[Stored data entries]
*-*-*

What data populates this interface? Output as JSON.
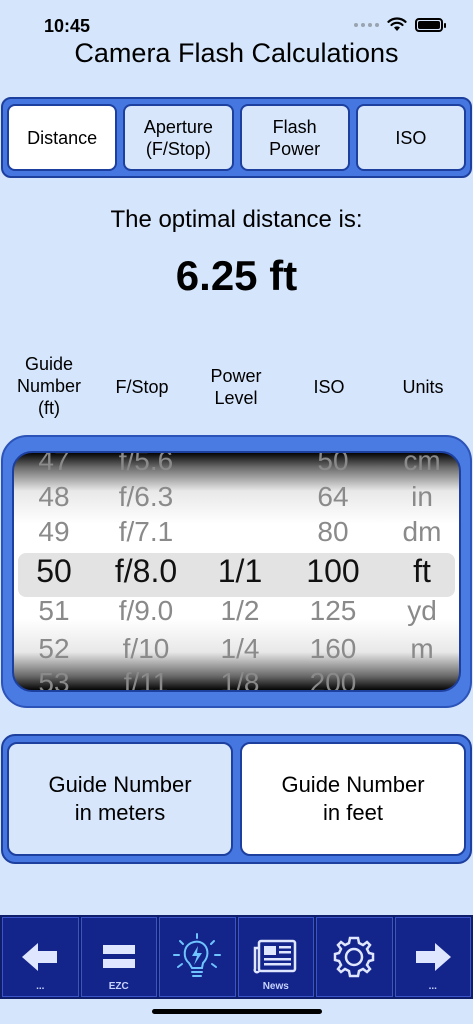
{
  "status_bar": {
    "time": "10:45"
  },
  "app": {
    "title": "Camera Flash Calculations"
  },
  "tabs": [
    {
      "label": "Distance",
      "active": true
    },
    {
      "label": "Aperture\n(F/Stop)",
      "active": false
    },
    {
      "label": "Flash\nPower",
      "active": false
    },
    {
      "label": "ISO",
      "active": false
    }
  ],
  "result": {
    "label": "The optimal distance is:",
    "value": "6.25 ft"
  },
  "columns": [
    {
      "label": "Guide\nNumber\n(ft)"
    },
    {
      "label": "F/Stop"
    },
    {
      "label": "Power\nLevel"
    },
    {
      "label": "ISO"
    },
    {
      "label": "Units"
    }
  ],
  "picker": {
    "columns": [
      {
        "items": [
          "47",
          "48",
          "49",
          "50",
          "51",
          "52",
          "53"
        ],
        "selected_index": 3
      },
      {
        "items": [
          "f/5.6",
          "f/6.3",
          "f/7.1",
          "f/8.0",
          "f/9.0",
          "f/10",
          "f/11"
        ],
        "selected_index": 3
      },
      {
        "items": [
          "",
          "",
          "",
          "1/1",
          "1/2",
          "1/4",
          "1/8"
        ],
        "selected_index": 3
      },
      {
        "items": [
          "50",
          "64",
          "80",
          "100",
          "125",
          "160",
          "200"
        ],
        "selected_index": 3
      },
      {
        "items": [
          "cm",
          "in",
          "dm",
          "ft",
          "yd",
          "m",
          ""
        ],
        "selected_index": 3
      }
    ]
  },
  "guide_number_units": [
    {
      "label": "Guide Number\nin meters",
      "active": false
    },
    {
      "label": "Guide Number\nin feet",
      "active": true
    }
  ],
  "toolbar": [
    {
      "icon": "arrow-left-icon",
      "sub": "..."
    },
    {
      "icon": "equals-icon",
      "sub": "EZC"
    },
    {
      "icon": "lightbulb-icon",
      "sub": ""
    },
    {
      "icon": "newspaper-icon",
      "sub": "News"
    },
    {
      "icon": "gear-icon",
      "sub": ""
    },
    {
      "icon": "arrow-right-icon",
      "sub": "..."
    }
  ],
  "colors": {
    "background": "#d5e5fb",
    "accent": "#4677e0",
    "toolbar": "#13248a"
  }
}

*-*-*

Copy every line of the data word for word, omitting the images.

What data populates this interface? Output as JSON.
{
  "status_bar": {
    "time": "10:45"
  },
  "app": {
    "title": "Camera Flash Calculations"
  },
  "tabs": [
    {
      "label": "Distance",
      "active": true
    },
    {
      "label": "Aperture\n(F/Stop)",
      "active": false
    },
    {
      "label": "Flash\nPower",
      "active": false
    },
    {
      "label": "ISO",
      "active": false
    }
  ],
  "result": {
    "label": "The optimal distance is:",
    "value": "6.25 ft"
  },
  "columns": [
    {
      "label": "Guide\nNumber\n(ft)"
    },
    {
      "label": "F/Stop"
    },
    {
      "label": "Power\nLevel"
    },
    {
      "label": "ISO"
    },
    {
      "label": "Units"
    }
  ],
  "picker": {
    "columns": [
      {
        "items": [
          "47",
          "48",
          "49",
          "50",
          "51",
          "52",
          "53"
        ],
        "selected_index": 3
      },
      {
        "items": [
          "f/5.6",
          "f/6.3",
          "f/7.1",
          "f/8.0",
          "f/9.0",
          "f/10",
          "f/11"
        ],
        "selected_index": 3
      },
      {
        "items": [
          "",
          "",
          "",
          "1/1",
          "1/2",
          "1/4",
          "1/8"
        ],
        "selected_index": 3
      },
      {
        "items": [
          "50",
          "64",
          "80",
          "100",
          "125",
          "160",
          "200"
        ],
        "selected_index": 3
      },
      {
        "items": [
          "cm",
          "in",
          "dm",
          "ft",
          "yd",
          "m",
          ""
        ],
        "selected_index": 3
      }
    ]
  },
  "guide_number_units": [
    {
      "label": "Guide Number\nin meters",
      "active": false
    },
    {
      "label": "Guide Number\nin feet",
      "active": true
    }
  ],
  "toolbar": [
    {
      "icon": "arrow-left-icon",
      "sub": "..."
    },
    {
      "icon": "equals-icon",
      "sub": "EZC"
    },
    {
      "icon": "lightbulb-icon",
      "sub": ""
    },
    {
      "icon": "newspaper-icon",
      "sub": "News"
    },
    {
      "icon": "gear-icon",
      "sub": ""
    },
    {
      "icon": "arrow-right-icon",
      "sub": "..."
    }
  ],
  "colors": {
    "background": "#d5e5fb",
    "accent": "#4677e0",
    "toolbar": "#13248a"
  }
}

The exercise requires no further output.